Zweifelhaft ist nicht nur die merkwürdige Bestandsbezeichnung, ebenso die Angabe von 4,5 lfm Archivgut in 5 Kartons, umfasst der Gesamtbestand doch heute 6 lfm.
Gut 10 Jahre nach dem Zusammenbruch der DDR nahm sich die damalige Leiterin des Staatsarchivs Leipzig, Ingrid Grohmann, des Bestandes an. Im Rahmen eines von Martina Wermes betreuten Erschließungsprojektes bearbeitete eine Projektkraft den Bestand. Die Überlieferung verpackt in 50 Kartons, darunter zahlreiche Bündel, zeigte sich chronologisch und sachlich völlig durcheinander. Die Bearbeiterin stand vor der Herausforderung, Unterlagen zu Archivalieneinheiten zu formieren und dabei auf kein inneres Ordnungsschema zurückgreifen zu können. Bereits in dieser Erschließungsphase deutete sich an, dass es sich bei der Leipziger Überlieferung nur um einen Teil des Lehndorff'schen Familienarchivs handeln konnte.
Durch eine entsprechende Anfrage der Behördenleitung des Sächsischen Staatsarchivs beim zuständigen polnischen Archiv im Frühjahr 2007 bestätigte das Staatsarchiv Allenstein (Archiwum Panstwow w Olsztynie) diese Vermutung, verwahren doch die polnischen Kollegen einen Bestand "Archiv des Grafen-Geschlechts Lehndorff zu Steinort/Kreis Wegorzewo". Die Klassifikation des in Polen archivierten Bestandes zeigt, dass ein großer Teil dieser Lehndorff-Überlieferung die des Staatsarchivs Leipzig ergänzt: Neben 252 Archivalieneinheiten zu Familiensachen (Personalia, Kriegsdienst, Ahnenlisten, Korrespondenzen) aus den Jahren 1667 bis 1929 und weiteren 80 Archivalieneinheiten zu Abgeordnetenfunktionen und Tätigkeit in der Gemeinde mit der Laufzeit 1795 bis 1920, finden sich knapp 500 Archivalieneinheiten aus der Zeit von 1715 bis 1917 zur Gutsverwaltung, Güterrechtstitel, Verwaltung von Steinort und Landkeim einschließlich Pferdesachen sowie 41 Archivalieneinheiten zu Obrigkeitssachen, Laufzeit 1744 -1912 .[21]
Die Zersplitterung der Überlieferung verdeutlicht, wie sehr das Lehndorff'sche Familienarchiv wahrscheinlich vor dem Hintergrund der Kriegsereignisse auseinandergerissen wurde, denn zu all diesen Ordnungsteilen finden sich auch Unterlagen in Leipzig, sogar mit derselben Laufzeit. Möglicherweise handelt es sich bei der Allensteiner Überlieferung um den Teil des Familienarchivs, den Karl von Lehndorff zu Beginn des 20. Jhdt. an die Ostpreußische Landschaft nach Königsberg verbracht haben soll, Schwennicke sieht diese Übergabe vor dem Hintergrund der Frage, ob die Lehndorff-Vorfahren im dreizehnjährigen Krieg (1454-1466) Anhänger des Deutschen Ordens oder Mitglied des Preußenbundes gewesen waren.[22]
Mit der virtuellen Zusammenführung einer Auswahl der versprengten Quellen aus dem Lehndorff-Archiv für den Zeitraum vom 18. bis 20. Jahrhundert befasste sich ein Forschungsvorhaben der Berlin-Brandenburgischen Akademie der Wissenschaften, das bis Ende 2019 von Dr. Gaby Huch bearbeitet wurde. Die dabei entstandene Quellenedition sowie die Studie zu den Lebenswelten der Grafen Lehndorff sind online unter https://lebenswelten-lehndorff.bbaw.de und https://nbn-resolving.org/urn:nbn:de:kobv:b4-opus4-33708 recherchierbar.

**GESPEICHERTE DATEN**:
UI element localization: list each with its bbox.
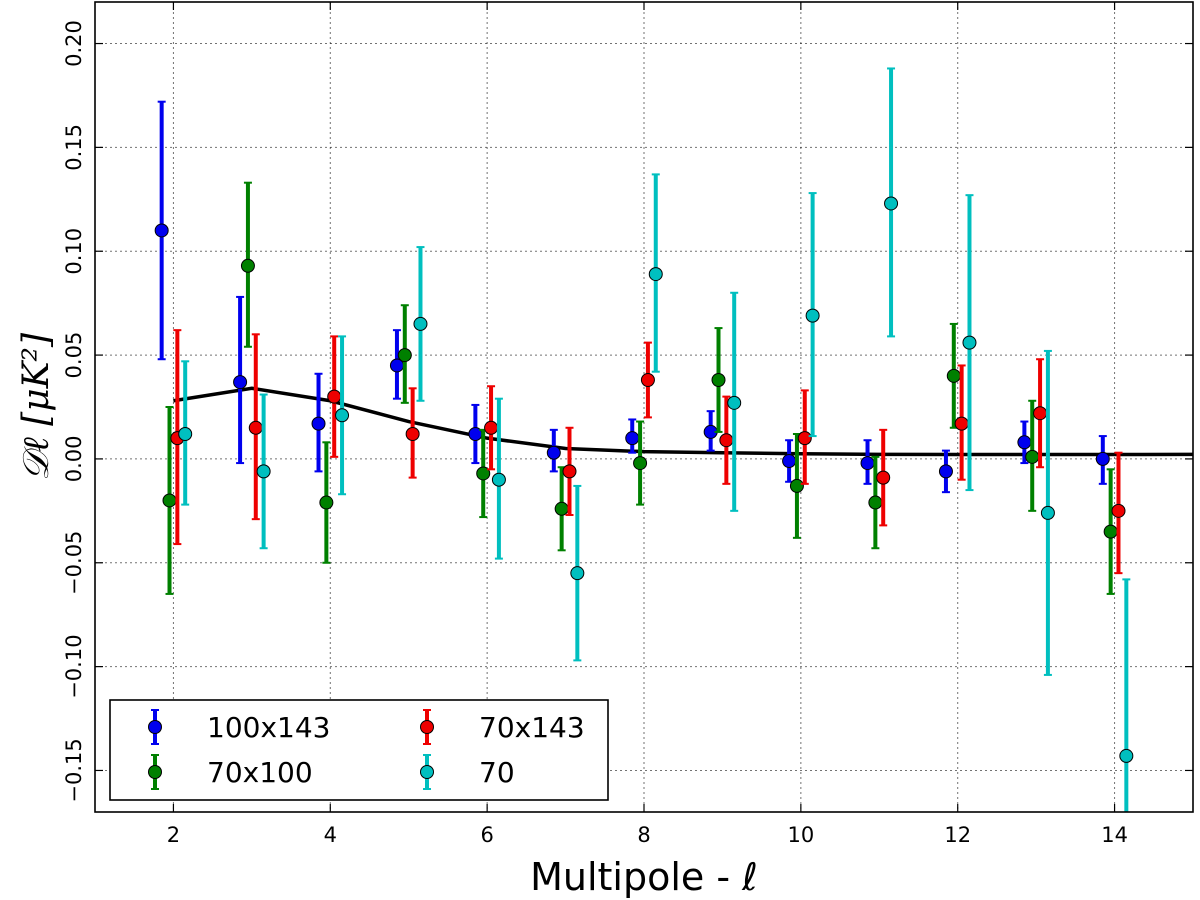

**IHRE AUFGABEN**:
- a) Welches polnische Archiv bestätigte laut dem Text zum Lehndorff-Archiv im Frühjahr 2007 die Vermutung, dass die Leipziger Überlieferung nur ein Teil des Familienarchivs ist?
- b) Kopieren Sie aus dem Text zum Lehndorff-Archiv wortgetreu alles ab "Zweifelhaft ist nicht" bis hin zu "heute 6 lfm.".

**ANTWORTEN DER REIHE**:
- a) Das Staatsarchiv Allenstein (Archiwum Panstwow w Olsztynie).

- b)
Zweifelhaft ist nicht nur die merkwürdige Bestandsbezeichnung, ebenso die Angabe von 4,5 lfm Archivgut in 5 Kartons, umfasst der Gesamtbestand doch heute 6 lfm.